## Set exercise
State how many lines of the data contain the word "arrow", and write nothing besides the number.

## Data provided
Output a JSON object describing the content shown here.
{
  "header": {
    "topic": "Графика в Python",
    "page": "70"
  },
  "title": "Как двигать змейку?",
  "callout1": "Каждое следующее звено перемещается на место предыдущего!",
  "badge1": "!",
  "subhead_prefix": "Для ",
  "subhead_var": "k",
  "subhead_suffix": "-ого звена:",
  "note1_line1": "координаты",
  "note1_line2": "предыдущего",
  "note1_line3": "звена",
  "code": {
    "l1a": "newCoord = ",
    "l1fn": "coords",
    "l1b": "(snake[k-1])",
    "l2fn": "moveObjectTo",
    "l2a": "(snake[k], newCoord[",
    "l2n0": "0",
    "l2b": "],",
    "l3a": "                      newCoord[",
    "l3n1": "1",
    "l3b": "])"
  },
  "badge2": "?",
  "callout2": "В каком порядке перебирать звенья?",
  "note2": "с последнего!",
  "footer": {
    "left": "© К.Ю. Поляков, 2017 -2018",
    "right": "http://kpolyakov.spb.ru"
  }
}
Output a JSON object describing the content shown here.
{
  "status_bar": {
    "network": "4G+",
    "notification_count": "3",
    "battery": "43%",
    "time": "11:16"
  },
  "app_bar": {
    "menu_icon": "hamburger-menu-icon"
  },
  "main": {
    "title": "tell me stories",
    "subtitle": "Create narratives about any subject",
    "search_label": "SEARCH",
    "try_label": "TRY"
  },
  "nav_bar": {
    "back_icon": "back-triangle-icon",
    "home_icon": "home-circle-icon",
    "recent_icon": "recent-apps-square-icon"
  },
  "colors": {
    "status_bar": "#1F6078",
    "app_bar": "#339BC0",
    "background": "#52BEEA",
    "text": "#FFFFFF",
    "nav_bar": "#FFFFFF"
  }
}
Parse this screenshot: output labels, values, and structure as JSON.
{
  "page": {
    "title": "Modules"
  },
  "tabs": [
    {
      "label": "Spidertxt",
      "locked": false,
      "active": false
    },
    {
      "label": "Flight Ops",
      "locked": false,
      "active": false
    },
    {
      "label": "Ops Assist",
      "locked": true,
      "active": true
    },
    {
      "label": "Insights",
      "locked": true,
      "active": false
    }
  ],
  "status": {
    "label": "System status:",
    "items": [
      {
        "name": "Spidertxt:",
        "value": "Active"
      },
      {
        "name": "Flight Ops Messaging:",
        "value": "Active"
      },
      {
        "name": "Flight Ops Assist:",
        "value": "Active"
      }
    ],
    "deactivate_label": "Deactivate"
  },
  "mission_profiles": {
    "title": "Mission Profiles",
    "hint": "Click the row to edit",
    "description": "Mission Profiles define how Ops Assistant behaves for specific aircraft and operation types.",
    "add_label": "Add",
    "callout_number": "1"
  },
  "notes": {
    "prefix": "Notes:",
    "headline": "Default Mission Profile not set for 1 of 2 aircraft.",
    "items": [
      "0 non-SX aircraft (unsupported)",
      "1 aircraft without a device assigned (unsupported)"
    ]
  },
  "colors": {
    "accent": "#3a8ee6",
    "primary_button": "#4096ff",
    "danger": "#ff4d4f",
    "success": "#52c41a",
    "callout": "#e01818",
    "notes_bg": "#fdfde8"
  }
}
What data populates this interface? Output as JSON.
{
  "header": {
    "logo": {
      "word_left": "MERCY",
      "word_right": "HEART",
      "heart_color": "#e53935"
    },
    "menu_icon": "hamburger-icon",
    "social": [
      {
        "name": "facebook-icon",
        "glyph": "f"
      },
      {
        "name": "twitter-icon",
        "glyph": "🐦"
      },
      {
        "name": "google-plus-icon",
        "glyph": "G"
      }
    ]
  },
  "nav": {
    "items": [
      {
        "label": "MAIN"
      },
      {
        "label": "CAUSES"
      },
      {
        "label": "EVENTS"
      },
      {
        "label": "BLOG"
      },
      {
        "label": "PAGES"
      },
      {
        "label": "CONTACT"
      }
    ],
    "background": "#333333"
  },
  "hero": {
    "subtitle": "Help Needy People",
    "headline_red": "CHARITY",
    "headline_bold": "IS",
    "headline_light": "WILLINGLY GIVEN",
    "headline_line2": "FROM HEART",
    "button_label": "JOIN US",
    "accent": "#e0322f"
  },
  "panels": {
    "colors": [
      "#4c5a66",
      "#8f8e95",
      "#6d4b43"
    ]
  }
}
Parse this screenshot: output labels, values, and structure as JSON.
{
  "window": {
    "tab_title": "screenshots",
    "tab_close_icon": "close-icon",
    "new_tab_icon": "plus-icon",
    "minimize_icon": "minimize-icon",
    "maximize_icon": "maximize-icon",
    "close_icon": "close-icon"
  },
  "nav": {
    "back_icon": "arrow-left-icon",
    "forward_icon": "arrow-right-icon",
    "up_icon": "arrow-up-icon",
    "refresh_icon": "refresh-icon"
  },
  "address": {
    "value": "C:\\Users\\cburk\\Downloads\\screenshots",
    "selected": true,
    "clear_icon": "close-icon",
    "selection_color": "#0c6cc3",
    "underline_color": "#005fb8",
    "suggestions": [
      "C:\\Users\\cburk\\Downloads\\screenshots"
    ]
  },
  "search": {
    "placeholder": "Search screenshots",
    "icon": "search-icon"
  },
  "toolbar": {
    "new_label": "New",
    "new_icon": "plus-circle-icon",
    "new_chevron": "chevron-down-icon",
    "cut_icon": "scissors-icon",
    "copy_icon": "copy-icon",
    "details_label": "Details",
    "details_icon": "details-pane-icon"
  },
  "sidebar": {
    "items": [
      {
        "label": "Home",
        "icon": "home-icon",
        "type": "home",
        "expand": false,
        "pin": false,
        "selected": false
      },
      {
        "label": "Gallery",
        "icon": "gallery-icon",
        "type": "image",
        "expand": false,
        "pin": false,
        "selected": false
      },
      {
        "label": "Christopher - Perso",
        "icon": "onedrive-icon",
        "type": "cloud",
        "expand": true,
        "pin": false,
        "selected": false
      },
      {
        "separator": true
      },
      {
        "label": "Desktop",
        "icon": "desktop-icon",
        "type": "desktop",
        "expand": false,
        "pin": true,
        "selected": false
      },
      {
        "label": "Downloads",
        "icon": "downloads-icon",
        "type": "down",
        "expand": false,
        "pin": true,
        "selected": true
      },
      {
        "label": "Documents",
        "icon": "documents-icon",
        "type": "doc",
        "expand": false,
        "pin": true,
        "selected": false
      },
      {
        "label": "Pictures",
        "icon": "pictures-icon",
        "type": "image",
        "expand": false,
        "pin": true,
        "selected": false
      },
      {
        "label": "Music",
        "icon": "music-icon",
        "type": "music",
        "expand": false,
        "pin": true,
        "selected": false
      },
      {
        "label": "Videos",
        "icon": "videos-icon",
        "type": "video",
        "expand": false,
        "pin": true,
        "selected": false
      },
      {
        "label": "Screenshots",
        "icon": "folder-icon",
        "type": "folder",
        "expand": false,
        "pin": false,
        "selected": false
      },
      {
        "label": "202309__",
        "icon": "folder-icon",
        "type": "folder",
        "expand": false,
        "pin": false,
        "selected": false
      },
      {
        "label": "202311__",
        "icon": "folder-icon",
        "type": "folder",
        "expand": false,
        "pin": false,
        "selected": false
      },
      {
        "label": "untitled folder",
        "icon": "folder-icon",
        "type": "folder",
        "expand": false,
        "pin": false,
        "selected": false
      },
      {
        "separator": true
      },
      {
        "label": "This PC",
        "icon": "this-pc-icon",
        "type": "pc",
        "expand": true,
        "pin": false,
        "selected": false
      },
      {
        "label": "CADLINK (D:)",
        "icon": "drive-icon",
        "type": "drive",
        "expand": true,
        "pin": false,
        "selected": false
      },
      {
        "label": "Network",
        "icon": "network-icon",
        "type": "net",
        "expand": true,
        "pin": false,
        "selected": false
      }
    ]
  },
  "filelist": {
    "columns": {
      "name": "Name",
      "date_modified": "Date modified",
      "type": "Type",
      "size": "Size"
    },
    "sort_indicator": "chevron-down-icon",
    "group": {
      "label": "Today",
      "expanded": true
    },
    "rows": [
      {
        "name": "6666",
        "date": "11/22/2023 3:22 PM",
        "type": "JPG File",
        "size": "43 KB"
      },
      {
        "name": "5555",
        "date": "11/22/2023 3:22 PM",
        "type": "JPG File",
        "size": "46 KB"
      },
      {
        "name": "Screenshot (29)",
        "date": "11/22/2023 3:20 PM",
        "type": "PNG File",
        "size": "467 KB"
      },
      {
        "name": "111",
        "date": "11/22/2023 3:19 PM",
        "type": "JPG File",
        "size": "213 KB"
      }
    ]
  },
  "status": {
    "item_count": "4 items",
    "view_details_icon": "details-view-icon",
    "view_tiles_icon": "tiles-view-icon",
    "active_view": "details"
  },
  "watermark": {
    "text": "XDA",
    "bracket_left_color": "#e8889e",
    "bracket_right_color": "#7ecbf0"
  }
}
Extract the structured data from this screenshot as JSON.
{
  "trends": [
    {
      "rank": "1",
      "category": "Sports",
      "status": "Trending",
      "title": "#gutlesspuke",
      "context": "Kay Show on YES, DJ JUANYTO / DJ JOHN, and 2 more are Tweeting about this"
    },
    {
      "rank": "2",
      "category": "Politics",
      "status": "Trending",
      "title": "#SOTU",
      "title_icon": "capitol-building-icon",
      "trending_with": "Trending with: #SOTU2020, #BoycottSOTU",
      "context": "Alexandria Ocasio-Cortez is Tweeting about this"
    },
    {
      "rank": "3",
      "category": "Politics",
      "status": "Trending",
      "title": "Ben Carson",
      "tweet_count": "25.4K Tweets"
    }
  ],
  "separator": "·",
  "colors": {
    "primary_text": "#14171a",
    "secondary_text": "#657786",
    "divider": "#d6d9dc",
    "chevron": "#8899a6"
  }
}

## Finished exercise
3